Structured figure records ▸
━━━━━━

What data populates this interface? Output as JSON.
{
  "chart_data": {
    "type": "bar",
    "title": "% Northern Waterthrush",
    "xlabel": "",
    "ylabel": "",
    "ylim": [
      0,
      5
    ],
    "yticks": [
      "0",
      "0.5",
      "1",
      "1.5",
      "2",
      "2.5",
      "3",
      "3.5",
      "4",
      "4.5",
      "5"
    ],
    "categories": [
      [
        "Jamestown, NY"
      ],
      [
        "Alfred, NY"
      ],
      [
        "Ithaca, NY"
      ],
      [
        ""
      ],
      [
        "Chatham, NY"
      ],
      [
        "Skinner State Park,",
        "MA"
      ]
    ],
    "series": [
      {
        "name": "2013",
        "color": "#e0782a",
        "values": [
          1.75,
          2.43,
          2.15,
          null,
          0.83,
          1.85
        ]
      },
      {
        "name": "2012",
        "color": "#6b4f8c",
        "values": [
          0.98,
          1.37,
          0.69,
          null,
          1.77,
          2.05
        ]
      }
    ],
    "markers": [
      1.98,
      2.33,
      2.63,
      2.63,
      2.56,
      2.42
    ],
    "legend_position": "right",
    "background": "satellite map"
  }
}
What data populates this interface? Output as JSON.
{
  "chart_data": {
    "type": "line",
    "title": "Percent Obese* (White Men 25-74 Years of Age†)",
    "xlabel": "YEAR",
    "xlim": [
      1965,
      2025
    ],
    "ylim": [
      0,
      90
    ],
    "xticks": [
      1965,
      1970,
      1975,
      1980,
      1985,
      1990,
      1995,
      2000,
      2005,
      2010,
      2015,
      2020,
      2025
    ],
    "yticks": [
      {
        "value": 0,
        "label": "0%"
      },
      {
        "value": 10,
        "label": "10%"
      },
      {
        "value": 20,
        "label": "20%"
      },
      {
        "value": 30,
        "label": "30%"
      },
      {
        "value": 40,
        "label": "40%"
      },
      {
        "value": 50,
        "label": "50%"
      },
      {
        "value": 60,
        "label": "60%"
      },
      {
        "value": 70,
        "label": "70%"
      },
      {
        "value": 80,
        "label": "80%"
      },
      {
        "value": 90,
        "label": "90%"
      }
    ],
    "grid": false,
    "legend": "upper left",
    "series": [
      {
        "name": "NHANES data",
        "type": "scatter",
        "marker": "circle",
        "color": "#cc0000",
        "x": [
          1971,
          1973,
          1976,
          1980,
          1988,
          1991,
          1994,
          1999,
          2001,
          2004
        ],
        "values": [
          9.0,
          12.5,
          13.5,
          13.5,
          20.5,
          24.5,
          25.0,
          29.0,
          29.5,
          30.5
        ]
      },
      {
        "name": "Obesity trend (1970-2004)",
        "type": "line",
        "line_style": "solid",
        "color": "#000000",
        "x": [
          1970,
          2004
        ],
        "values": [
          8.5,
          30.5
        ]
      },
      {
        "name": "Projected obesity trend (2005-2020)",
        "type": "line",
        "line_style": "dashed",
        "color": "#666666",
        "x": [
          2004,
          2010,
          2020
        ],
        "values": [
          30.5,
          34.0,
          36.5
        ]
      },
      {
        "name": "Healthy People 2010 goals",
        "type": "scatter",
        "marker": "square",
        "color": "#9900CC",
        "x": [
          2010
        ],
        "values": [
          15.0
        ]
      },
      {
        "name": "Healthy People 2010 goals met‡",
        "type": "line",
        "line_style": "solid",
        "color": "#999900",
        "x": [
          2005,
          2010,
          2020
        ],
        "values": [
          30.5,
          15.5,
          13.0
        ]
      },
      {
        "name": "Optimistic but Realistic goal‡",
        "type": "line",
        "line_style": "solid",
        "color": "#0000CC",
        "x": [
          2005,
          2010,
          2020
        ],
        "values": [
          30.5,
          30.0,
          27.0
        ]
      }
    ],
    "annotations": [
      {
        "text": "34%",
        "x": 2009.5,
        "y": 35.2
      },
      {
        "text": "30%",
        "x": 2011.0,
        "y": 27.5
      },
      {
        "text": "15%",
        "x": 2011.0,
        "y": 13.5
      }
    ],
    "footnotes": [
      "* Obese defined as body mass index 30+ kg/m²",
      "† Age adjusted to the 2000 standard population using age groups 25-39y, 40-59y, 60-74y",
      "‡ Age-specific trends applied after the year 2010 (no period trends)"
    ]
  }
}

━━━━━━

Work to do ▸ Write down the full listing again, exactly.

The answer ▸
What data populates this interface? Output as JSON.
{
  "chart_data": {
    "type": "bar",
    "title": "% Northern Waterthrush",
    "xlabel": "",
    "ylabel": "",
    "ylim": [
      0,
      5
    ],
    "yticks": [
      "0",
      "0.5",
      "1",
      "1.5",
      "2",
      "2.5",
      "3",
      "3.5",
      "4",
      "4.5",
      "5"
    ],
    "categories": [
      [
        "Jamestown, NY"
      ],
      [
        "Alfred, NY"
      ],
      [
        "Ithaca, NY"
      ],
      [
        ""
      ],
      [
        "Chatham, NY"
      ],
      [
        "Skinner State Park,",
        "MA"
      ]
    ],
    "series": [
      {
        "name": "2013",
        "color": "#e0782a",
        "values": [
          1.75,
          2.43,
          2.15,
          null,
          0.83,
          1.85
        ]
      },
      {
        "name": "2012",
        "color": "#6b4f8c",
        "values": [
          0.98,
          1.37,
          0.69,
          null,
          1.77,
          2.05
        ]
      }
    ],
    "markers": [
      1.98,
      2.33,
      2.63,
      2.63,
      2.56,
      2.42
    ],
    "legend_position": "right",
    "background": "satellite map"
  }
}
What data populates this interface? Output as JSON.
{
  "chart_data": {
    "type": "line",
    "title": "Percent Obese* (White Men 25-74 Years of Age†)",
    "xlabel": "YEAR",
    "xlim": [
      1965,
      2025
    ],
    "ylim": [
      0,
      90
    ],
    "xticks": [
      1965,
      1970,
      1975,
      1980,
      1985,
      1990,
      1995,
      2000,
      2005,
      2010,
      2015,
      2020,
      2025
    ],
    "yticks": [
      {
        "value": 0,
        "label": "0%"
      },
      {
        "value": 10,
        "label": "10%"
      },
      {
        "value": 20,
        "label": "20%"
      },
      {
        "value": 30,
        "label": "30%"
      },
      {
        "value": 40,
        "label": "40%"
      },
      {
        "value": 50,
        "label": "50%"
      },
      {
        "value": 60,
        "label": "60%"
      },
      {
        "value": 70,
        "label": "70%"
      },
      {
        "value": 80,
        "label": "80%"
      },
      {
        "value": 90,
        "label": "90%"
      }
    ],
    "grid": false,
    "legend": "upper left",
    "series": [
      {
        "name": "NHANES data",
        "type": "scatter",
        "marker": "circle",
        "color": "#cc0000",
        "x": [
          1971,
          1973,
          1976,
          1980,
          1988,
          1991,
          1994,
          1999,
          2001,
          2004
        ],
        "values": [
          9.0,
          12.5,
          13.5,
          13.5,
          20.5,
          24.5,
          25.0,
          29.0,
          29.5,
          30.5
        ]
      },
      {
        "name": "Obesity trend (1970-2004)",
        "type": "line",
        "line_style": "solid",
        "color": "#000000",
        "x": [
          1970,
          2004
        ],
        "values": [
          8.5,
          30.5
        ]
      },
      {
        "name": "Projected obesity trend (2005-2020)",
        "type": "line",
        "line_style": "dashed",
        "color": "#666666",
        "x": [
          2004,
          2010,
          2020
        ],
        "values": [
          30.5,
          34.0,
          36.5
        ]
      },
      {
        "name": "Healthy People 2010 goals",
        "type": "scatter",
        "marker": "square",
        "color": "#9900CC",
        "x": [
          2010
        ],
        "values": [
          15.0
        ]
      },
      {
        "name": "Healthy People 2010 goals met‡",
        "type": "line",
        "line_style": "solid",
        "color": "#999900",
        "x": [
          2005,
          2010,
          2020
        ],
        "values": [
          30.5,
          15.5,
          13.0
        ]
      },
      {
        "name": "Optimistic but Realistic goal‡",
        "type": "line",
        "line_style": "solid",
        "color": "#0000CC",
        "x": [
          2005,
          2010,
          2020
        ],
        "values": [
          30.5,
          30.0,
          27.0
        ]
      }
    ],
    "annotations": [
      {
        "text": "34%",
        "x": 2009.5,
        "y": 35.2
      },
      {
        "text": "30%",
        "x": 2011.0,
        "y": 27.5
      },
      {
        "text": "15%",
        "x": 2011.0,
        "y": 13.5
      }
    ],
    "footnotes": [
      "* Obese defined as body mass index 30+ kg/m²",
      "† Age adjusted to the 2000 standard population using age groups 25-39y, 40-59y, 60-74y",
      "‡ Age-specific trends applied after the year 2010 (no period trends)"
    ]
  }
}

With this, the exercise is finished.